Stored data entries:
........

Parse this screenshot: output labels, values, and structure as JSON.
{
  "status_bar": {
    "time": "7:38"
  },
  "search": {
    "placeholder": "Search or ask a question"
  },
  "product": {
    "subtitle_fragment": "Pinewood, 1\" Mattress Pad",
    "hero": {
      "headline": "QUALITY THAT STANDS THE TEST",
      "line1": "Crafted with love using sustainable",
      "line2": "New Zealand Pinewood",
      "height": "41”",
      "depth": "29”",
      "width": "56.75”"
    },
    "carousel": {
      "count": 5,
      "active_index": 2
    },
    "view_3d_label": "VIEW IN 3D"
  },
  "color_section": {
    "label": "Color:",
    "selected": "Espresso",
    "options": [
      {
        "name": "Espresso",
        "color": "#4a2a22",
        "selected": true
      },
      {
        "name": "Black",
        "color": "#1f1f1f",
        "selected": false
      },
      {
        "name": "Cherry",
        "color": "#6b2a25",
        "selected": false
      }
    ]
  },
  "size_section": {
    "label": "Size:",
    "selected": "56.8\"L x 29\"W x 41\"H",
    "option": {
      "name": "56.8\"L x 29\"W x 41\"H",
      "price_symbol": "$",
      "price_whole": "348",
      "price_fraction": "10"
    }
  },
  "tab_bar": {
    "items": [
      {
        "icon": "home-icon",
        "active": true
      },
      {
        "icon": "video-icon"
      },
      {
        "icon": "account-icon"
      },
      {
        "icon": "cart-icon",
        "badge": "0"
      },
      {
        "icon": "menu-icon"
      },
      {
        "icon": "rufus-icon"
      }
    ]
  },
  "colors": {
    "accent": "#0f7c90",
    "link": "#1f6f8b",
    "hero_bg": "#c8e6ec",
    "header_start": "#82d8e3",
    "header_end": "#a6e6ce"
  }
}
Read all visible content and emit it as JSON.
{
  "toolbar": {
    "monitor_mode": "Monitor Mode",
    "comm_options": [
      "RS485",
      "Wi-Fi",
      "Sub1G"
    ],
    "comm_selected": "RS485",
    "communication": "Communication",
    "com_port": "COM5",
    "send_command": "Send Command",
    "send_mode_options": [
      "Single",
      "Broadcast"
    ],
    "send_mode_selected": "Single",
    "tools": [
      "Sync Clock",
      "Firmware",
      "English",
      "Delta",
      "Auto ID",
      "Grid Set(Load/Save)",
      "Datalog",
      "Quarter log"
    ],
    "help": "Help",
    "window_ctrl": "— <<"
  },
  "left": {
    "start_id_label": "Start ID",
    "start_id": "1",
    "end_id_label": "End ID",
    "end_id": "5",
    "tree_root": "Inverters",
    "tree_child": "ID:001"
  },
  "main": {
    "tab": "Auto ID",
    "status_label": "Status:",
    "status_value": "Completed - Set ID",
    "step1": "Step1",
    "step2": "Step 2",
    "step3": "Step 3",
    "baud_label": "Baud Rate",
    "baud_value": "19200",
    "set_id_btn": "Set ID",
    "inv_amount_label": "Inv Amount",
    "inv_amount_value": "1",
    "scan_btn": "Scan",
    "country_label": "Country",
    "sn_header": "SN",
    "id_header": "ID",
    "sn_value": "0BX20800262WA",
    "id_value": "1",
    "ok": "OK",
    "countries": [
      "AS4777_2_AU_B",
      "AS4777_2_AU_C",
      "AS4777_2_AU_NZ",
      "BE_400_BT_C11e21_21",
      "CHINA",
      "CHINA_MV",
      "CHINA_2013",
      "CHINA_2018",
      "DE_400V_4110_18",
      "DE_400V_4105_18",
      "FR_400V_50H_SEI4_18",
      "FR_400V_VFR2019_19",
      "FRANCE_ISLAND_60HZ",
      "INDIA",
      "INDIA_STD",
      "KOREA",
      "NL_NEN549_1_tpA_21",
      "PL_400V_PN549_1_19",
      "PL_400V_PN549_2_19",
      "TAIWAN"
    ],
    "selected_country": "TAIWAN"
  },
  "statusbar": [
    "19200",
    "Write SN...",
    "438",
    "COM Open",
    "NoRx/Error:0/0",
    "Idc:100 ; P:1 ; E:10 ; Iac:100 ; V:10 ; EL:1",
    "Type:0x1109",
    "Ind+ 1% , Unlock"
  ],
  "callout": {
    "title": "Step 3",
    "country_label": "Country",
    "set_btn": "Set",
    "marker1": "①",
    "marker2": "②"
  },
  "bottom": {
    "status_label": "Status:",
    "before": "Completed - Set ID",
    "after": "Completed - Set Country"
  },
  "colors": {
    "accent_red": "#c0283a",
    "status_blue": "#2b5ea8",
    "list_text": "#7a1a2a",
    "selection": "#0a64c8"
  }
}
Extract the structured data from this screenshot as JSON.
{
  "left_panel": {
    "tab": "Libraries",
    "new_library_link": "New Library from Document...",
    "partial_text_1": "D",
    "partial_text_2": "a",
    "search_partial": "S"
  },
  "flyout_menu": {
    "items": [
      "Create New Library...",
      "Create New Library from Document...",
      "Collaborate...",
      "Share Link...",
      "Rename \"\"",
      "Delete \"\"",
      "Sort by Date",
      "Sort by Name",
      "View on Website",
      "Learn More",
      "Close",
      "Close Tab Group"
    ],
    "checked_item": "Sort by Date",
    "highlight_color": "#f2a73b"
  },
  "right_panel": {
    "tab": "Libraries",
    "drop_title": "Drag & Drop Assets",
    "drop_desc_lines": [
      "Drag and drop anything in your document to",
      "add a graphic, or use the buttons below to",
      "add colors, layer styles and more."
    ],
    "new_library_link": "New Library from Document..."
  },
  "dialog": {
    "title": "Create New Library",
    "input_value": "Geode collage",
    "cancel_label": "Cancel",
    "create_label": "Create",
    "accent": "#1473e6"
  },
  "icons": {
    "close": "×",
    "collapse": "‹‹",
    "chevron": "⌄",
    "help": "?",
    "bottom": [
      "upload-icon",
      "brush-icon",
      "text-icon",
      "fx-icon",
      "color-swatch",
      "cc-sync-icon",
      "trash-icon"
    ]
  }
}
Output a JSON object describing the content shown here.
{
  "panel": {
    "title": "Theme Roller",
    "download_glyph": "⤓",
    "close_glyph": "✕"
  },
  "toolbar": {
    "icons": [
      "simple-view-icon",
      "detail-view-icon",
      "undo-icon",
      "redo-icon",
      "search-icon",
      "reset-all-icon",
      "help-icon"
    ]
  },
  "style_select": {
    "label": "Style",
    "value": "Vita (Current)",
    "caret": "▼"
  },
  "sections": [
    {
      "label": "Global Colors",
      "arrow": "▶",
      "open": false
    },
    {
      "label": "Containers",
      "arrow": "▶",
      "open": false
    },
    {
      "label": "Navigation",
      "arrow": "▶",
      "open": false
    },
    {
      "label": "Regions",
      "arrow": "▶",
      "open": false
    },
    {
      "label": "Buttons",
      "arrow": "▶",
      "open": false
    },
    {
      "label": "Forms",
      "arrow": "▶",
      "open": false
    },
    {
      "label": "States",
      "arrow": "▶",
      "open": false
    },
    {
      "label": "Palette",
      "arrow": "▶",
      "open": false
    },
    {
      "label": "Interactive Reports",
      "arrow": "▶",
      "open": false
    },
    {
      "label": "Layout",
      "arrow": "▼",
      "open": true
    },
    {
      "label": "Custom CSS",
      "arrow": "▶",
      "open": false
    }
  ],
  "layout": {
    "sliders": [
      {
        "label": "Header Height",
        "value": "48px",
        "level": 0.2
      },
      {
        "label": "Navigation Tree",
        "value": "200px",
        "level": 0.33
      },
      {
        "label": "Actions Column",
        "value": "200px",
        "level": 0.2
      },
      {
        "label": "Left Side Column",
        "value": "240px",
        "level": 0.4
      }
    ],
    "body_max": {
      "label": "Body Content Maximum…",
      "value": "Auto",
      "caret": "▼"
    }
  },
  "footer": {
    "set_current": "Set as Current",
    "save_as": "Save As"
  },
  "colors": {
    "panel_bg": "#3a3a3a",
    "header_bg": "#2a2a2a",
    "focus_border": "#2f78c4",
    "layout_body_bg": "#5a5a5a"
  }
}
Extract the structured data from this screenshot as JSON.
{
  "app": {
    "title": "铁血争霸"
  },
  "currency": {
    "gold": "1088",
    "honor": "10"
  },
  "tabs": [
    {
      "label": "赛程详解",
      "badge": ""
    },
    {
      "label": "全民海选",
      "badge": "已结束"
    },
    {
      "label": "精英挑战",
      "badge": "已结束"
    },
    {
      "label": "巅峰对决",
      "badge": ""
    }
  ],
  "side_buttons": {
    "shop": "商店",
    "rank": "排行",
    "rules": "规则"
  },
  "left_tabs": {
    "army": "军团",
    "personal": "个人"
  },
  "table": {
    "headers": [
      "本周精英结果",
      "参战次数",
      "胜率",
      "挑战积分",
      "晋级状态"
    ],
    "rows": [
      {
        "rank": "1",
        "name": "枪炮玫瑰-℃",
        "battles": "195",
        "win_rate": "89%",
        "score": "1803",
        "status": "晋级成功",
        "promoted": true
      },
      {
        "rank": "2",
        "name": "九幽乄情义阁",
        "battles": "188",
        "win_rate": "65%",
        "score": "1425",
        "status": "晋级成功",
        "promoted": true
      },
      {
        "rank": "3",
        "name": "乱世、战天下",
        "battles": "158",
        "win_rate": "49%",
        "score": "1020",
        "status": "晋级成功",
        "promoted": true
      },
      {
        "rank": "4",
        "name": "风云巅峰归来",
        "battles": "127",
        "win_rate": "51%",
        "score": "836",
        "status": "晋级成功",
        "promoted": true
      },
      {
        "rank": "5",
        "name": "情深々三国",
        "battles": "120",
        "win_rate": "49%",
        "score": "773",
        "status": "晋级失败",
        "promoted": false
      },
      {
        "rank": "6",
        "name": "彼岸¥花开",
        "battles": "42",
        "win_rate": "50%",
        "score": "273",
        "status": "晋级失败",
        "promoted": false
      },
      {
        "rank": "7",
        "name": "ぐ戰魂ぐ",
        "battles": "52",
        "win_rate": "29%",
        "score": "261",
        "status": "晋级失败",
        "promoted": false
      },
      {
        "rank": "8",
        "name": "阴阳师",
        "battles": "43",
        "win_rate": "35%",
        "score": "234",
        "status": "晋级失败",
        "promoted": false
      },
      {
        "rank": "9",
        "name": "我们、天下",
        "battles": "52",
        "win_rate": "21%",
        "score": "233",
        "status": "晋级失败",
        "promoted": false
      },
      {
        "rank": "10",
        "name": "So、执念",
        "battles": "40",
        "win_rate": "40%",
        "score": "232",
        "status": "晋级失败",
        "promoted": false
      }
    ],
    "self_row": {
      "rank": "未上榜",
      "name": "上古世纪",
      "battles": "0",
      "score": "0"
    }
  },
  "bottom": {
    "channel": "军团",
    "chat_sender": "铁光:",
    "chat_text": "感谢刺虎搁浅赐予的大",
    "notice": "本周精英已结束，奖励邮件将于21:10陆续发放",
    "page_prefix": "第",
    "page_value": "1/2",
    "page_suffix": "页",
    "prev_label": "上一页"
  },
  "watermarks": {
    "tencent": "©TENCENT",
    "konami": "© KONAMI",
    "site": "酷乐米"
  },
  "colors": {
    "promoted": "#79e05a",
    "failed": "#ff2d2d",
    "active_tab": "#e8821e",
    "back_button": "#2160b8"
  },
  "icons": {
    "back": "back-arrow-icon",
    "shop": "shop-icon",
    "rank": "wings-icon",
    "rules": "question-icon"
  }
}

........

Short task:
Every line in the data that holds "Library" should be copied out.

Solution to this exercise:
    "new_library_link": "New Library from Document...",
      "Create New Library...",
      "Create New Library from Document...",
    "new_library_link": "New Library from Document..."
    "title": "Create New Library",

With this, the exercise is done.